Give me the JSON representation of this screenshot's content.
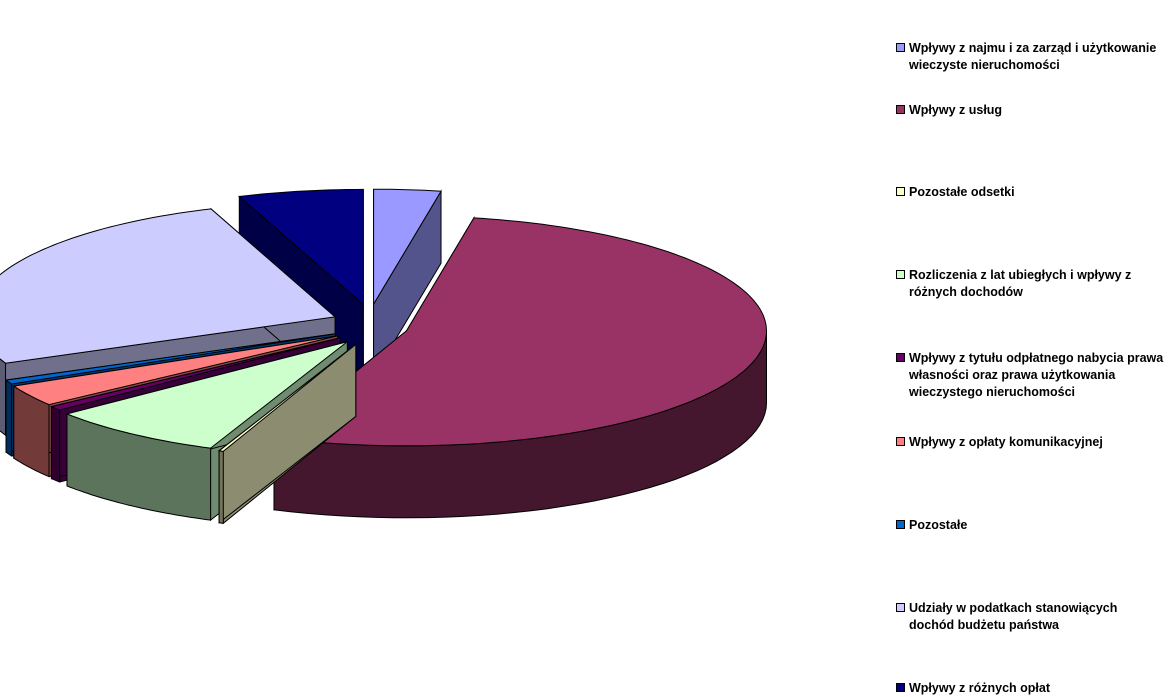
{
  "chart_data": {
    "type": "pie",
    "three_d": true,
    "exploded": true,
    "slices": [
      {
        "label": "Wpływy  z najmu i za zarząd i użytkowanie wieczyste nieruchomości",
        "value": 3.0,
        "color": "#9999ff"
      },
      {
        "label": "Wpływy z usług",
        "value": 53.0,
        "color": "#993366"
      },
      {
        "label": "Pozostałe odsetki",
        "value": 0.2,
        "color": "#ffffcc"
      },
      {
        "label": "Rozliczenia z lat ubiegłych i wpływy z różnych dochodów",
        "value": 8.0,
        "color": "#ccffcc"
      },
      {
        "label": "Wpływy z tytułu odpłatnego nabycia prawa własności oraz prawa użytkowania wieczystego nieruchomości",
        "value": 0.6,
        "color": "#660066"
      },
      {
        "label": "Wpływy z opłaty komunikacyjnej",
        "value": 3.0,
        "color": "#ff8080"
      },
      {
        "label": "Pozostałe",
        "value": 0.6,
        "color": "#0066cc"
      },
      {
        "label": "Udziały w podatkach stanowiących dochód budżetu państwa",
        "value": 26.0,
        "color": "#ccccff"
      },
      {
        "label": "Wpływy z różnych opłat",
        "value": 5.6,
        "color": "#000080"
      }
    ],
    "legend_position": "right"
  }
}
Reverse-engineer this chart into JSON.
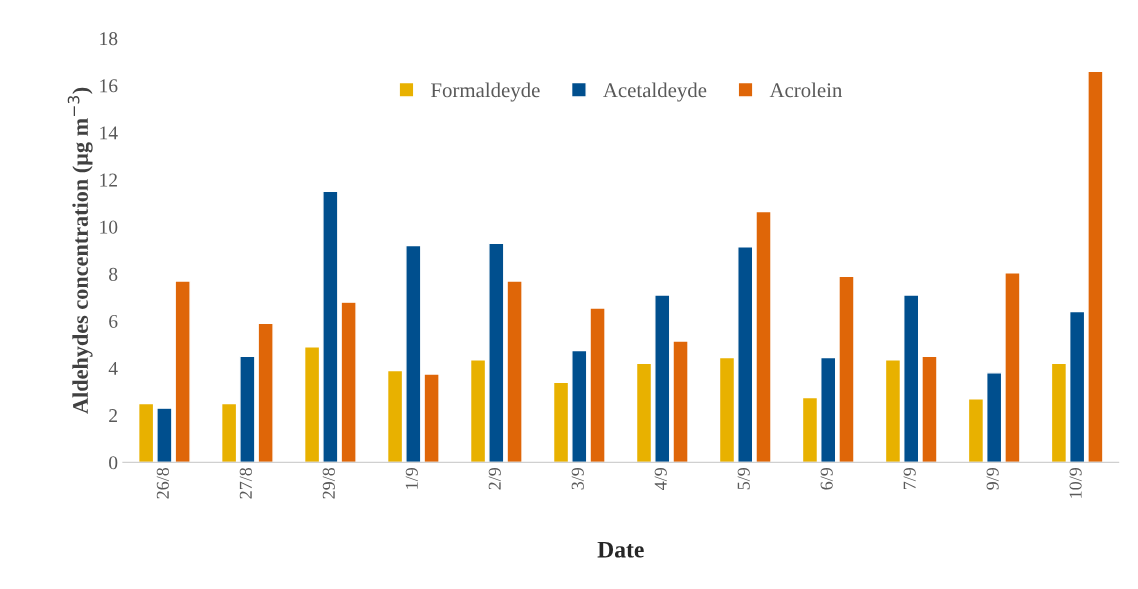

■ ■ ■ ■ ■

Exercise details
Copy out all the data exactly; skip the pictures.

Solution to this exercise
Give me the JSON representation of this screenshot's content.
{
  "chart_data": {
    "type": "pie",
    "three_d": true,
    "exploded": true,
    "slices": [
      {
        "label": "Wpływy  z najmu i za zarząd i użytkowanie wieczyste nieruchomości",
        "value": 3.0,
        "color": "#9999ff"
      },
      {
        "label": "Wpływy z usług",
        "value": 53.0,
        "color": "#993366"
      },
      {
        "label": "Pozostałe odsetki",
        "value": 0.2,
        "color": "#ffffcc"
      },
      {
        "label": "Rozliczenia z lat ubiegłych i wpływy z różnych dochodów",
        "value": 8.0,
        "color": "#ccffcc"
      },
      {
        "label": "Wpływy z tytułu odpłatnego nabycia prawa własności oraz prawa użytkowania wieczystego nieruchomości",
        "value": 0.6,
        "color": "#660066"
      },
      {
        "label": "Wpływy z opłaty komunikacyjnej",
        "value": 3.0,
        "color": "#ff8080"
      },
      {
        "label": "Pozostałe",
        "value": 0.6,
        "color": "#0066cc"
      },
      {
        "label": "Udziały w podatkach stanowiących dochód budżetu państwa",
        "value": 26.0,
        "color": "#ccccff"
      },
      {
        "label": "Wpływy z różnych opłat",
        "value": 5.6,
        "color": "#000080"
      }
    ],
    "legend_position": "right"
  }
}
Reverse-engineer this chart into JSON.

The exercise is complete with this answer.